(Recorded data)
━━━

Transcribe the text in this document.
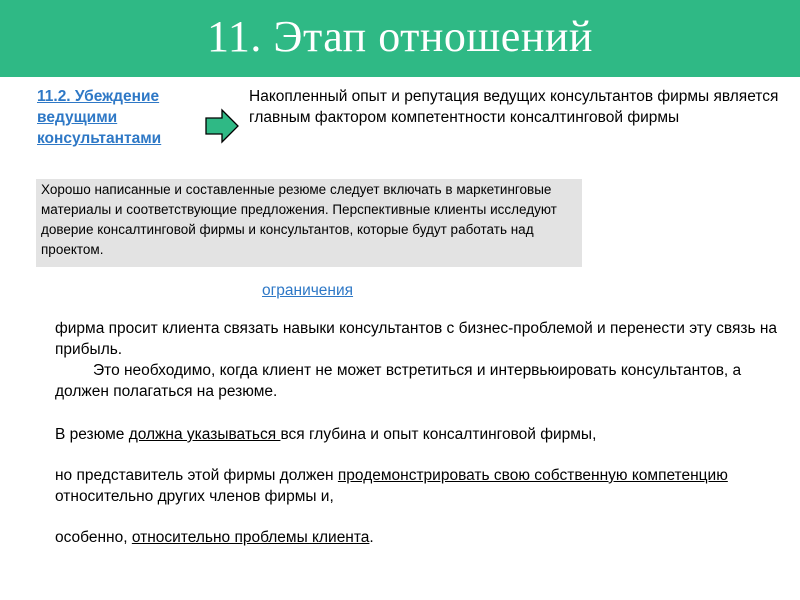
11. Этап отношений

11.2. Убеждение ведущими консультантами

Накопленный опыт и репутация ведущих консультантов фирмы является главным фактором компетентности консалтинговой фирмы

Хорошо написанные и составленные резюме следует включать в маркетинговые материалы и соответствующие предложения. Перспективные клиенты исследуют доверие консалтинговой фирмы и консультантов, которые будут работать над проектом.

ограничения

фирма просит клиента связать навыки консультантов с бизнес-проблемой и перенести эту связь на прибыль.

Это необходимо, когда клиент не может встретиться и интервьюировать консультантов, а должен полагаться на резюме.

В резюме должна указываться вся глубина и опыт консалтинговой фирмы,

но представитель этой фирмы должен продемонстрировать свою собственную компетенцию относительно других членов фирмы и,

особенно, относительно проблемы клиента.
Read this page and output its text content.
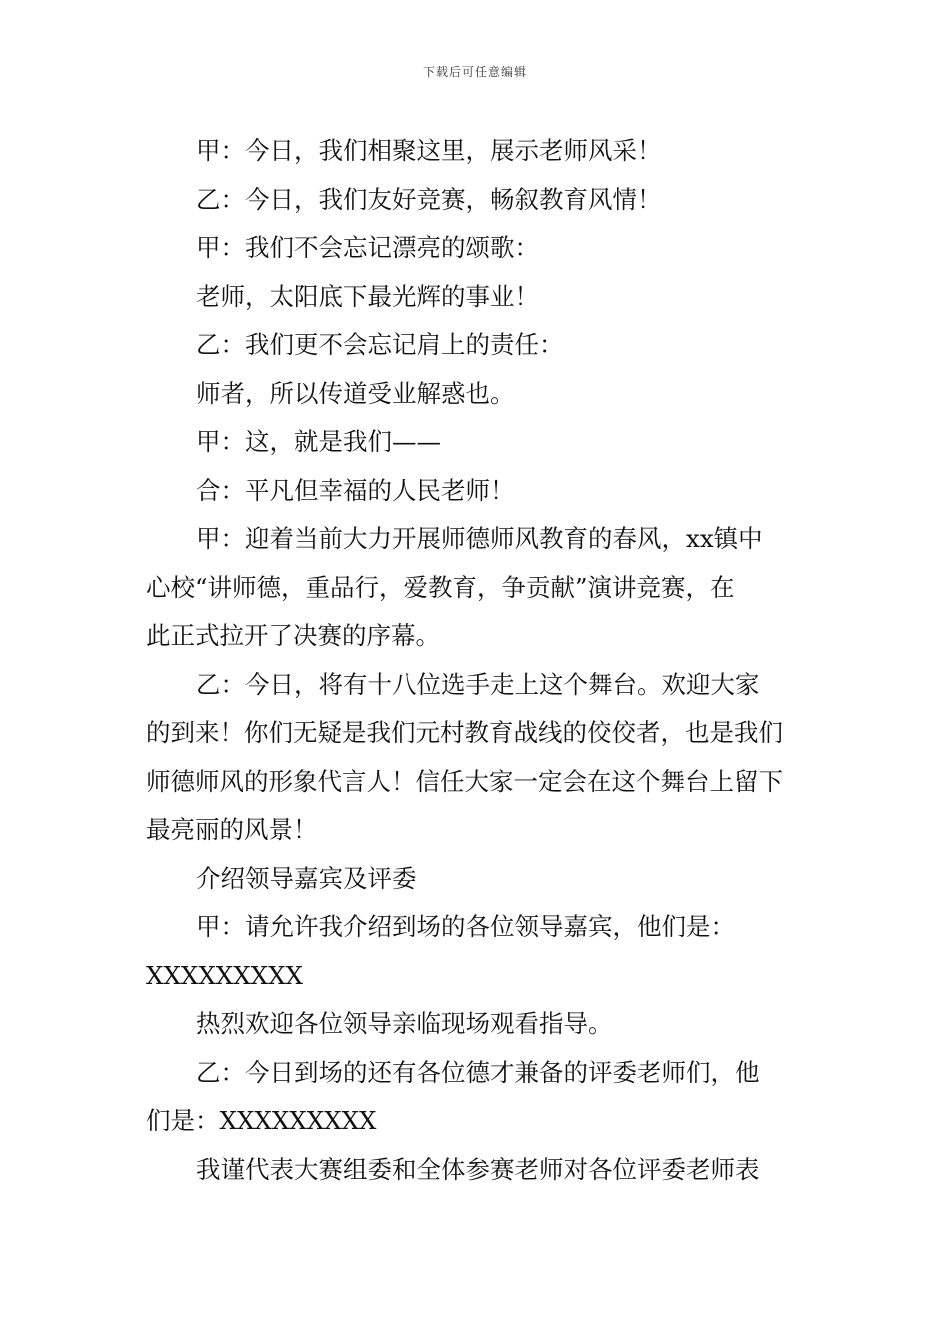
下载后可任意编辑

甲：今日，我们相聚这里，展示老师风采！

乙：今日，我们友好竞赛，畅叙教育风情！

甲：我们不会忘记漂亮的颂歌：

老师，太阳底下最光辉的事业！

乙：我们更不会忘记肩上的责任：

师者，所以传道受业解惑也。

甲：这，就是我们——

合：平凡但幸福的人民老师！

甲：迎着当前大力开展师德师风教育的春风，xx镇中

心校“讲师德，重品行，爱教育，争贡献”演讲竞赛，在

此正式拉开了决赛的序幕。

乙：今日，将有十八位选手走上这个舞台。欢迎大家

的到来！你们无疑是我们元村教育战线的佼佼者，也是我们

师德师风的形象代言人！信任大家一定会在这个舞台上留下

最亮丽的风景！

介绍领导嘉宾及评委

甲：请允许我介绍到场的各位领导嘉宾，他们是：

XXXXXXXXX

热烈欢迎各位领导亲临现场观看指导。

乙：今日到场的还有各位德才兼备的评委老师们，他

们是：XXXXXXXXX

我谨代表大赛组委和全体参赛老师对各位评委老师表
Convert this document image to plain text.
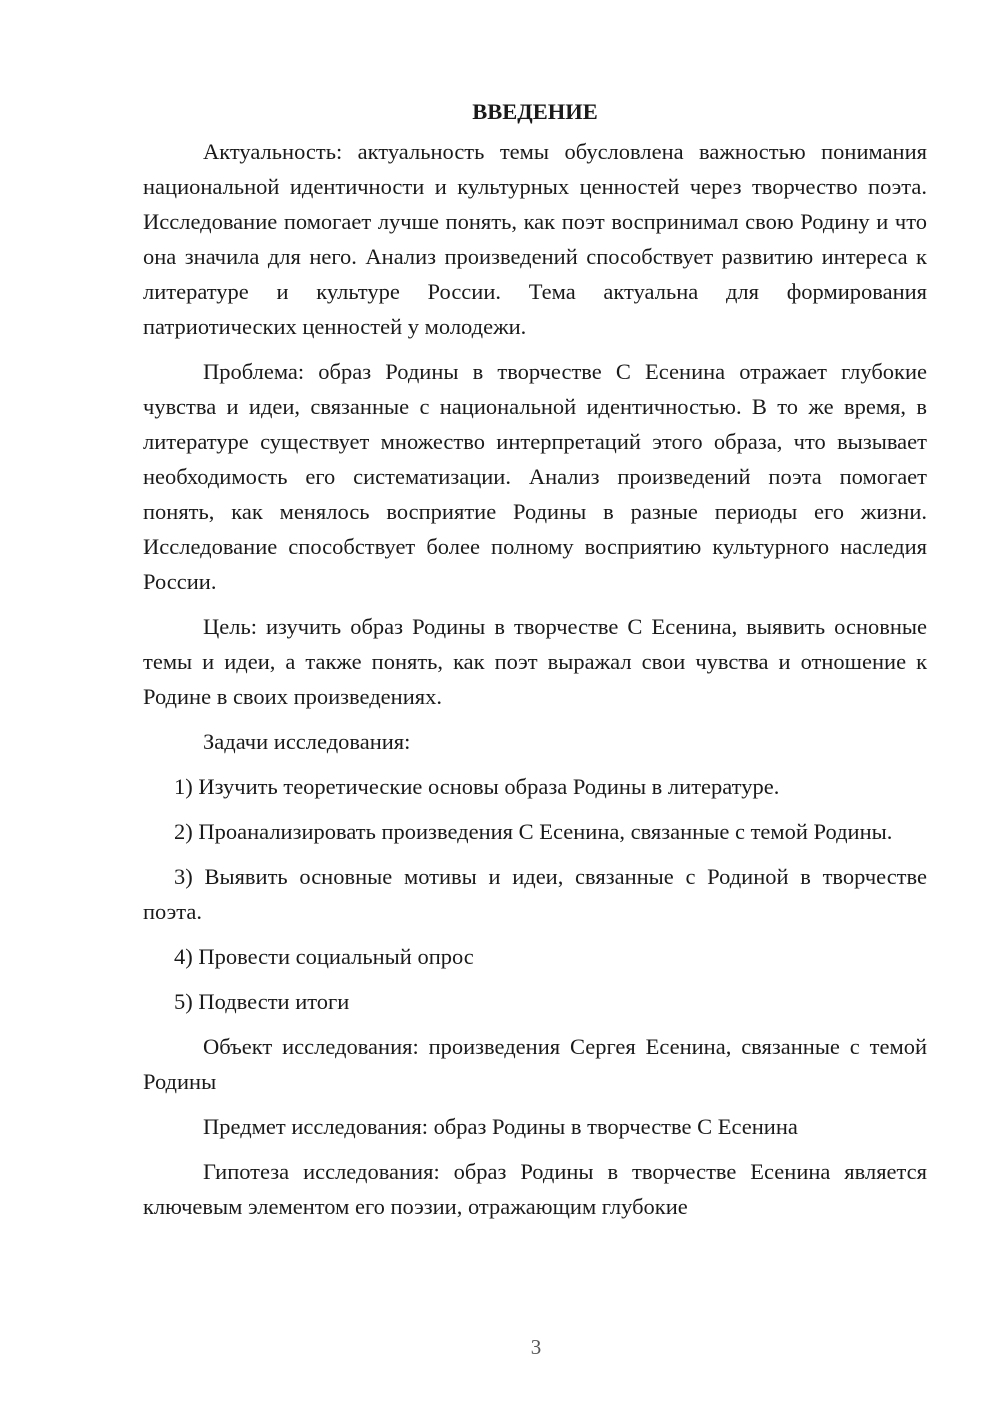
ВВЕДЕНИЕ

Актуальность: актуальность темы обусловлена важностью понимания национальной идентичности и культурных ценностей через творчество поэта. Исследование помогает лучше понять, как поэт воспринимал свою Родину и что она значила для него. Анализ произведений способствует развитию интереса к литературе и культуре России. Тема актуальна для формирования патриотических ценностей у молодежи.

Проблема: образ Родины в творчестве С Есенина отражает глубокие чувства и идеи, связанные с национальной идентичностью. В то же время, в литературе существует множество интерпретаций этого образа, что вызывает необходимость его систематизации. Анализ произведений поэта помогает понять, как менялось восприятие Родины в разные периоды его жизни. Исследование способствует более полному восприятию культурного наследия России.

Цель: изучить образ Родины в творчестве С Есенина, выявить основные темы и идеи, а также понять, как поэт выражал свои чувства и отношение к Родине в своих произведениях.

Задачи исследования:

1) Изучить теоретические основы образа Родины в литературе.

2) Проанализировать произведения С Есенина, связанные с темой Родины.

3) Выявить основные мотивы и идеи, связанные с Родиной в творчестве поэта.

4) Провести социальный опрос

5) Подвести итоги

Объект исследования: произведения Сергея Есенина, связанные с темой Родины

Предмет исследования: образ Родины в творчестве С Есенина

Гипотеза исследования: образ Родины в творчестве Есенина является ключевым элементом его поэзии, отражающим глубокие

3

━━━

** PROBLEM TO SOLVE **
Restate each entry word for word, leaving out any pictures.

** ANSWER FOR THIS EXERCISE **
Transcribe the text in this document.
11. Этап отношений

11.2. Убеждение ведущими консультантами

Накопленный опыт и репутация ведущих консультантов фирмы является главным фактором компетентности консалтинговой фирмы

Хорошо написанные и составленные резюме следует включать в маркетинговые материалы и соответствующие предложения. Перспективные клиенты исследуют доверие консалтинговой фирмы и консультантов, которые будут работать над проектом.

ограничения

фирма просит клиента связать навыки консультантов с бизнес-проблемой и перенести эту связь на прибыль.

Это необходимо, когда клиент не может встретиться и интервьюировать консультантов, а должен полагаться на резюме.

В резюме должна указываться вся глубина и опыт консалтинговой фирмы,

но представитель этой фирмы должен продемонстрировать свою собственную компетенцию относительно других членов фирмы и,

особенно, относительно проблемы клиента.
Read this page and output its text content.
下载后可任意编辑

甲：今日，我们相聚这里，展示老师风采！

乙：今日，我们友好竞赛，畅叙教育风情！

甲：我们不会忘记漂亮的颂歌：

老师，太阳底下最光辉的事业！

乙：我们更不会忘记肩上的责任：

师者，所以传道受业解惑也。

甲：这，就是我们——

合：平凡但幸福的人民老师！

甲：迎着当前大力开展师德师风教育的春风，xx镇中

心校“讲师德，重品行，爱教育，争贡献”演讲竞赛，在

此正式拉开了决赛的序幕。

乙：今日，将有十八位选手走上这个舞台。欢迎大家

的到来！你们无疑是我们元村教育战线的佼佼者，也是我们

师德师风的形象代言人！信任大家一定会在这个舞台上留下

最亮丽的风景！

介绍领导嘉宾及评委

甲：请允许我介绍到场的各位领导嘉宾，他们是：

XXXXXXXXX

热烈欢迎各位领导亲临现场观看指导。

乙：今日到场的还有各位德才兼备的评委老师们，他

们是：XXXXXXXXX

我谨代表大赛组委和全体参赛老师对各位评委老师表
Convert this document image to plain text.
ВВЕДЕНИЕ

Актуальность: актуальность темы обусловлена важностью понимания национальной идентичности и культурных ценностей через творчество поэта. Исследование помогает лучше понять, как поэт воспринимал свою Родину и что она значила для него. Анализ произведений способствует развитию интереса к литературе и культуре России. Тема актуальна для формирования патриотических ценностей у молодежи.

Проблема: образ Родины в творчестве С Есенина отражает глубокие чувства и идеи, связанные с национальной идентичностью. В то же время, в литературе существует множество интерпретаций этого образа, что вызывает необходимость его систематизации. Анализ произведений поэта помогает понять, как менялось восприятие Родины в разные периоды его жизни. Исследование способствует более полному восприятию культурного наследия России.

Цель: изучить образ Родины в творчестве С Есенина, выявить основные темы и идеи, а также понять, как поэт выражал свои чувства и отношение к Родине в своих произведениях.

Задачи исследования:

1) Изучить теоретические основы образа Родины в литературе.

2) Проанализировать произведения С Есенина, связанные с темой Родины.

3) Выявить основные мотивы и идеи, связанные с Родиной в творчестве поэта.

4) Провести социальный опрос

5) Подвести итоги

Объект исследования: произведения Сергея Есенина, связанные с темой Родины

Предмет исследования: образ Родины в творчестве С Есенина

Гипотеза исследования: образ Родины в творчестве Есенина является ключевым элементом его поэзии, отражающим глубокие

3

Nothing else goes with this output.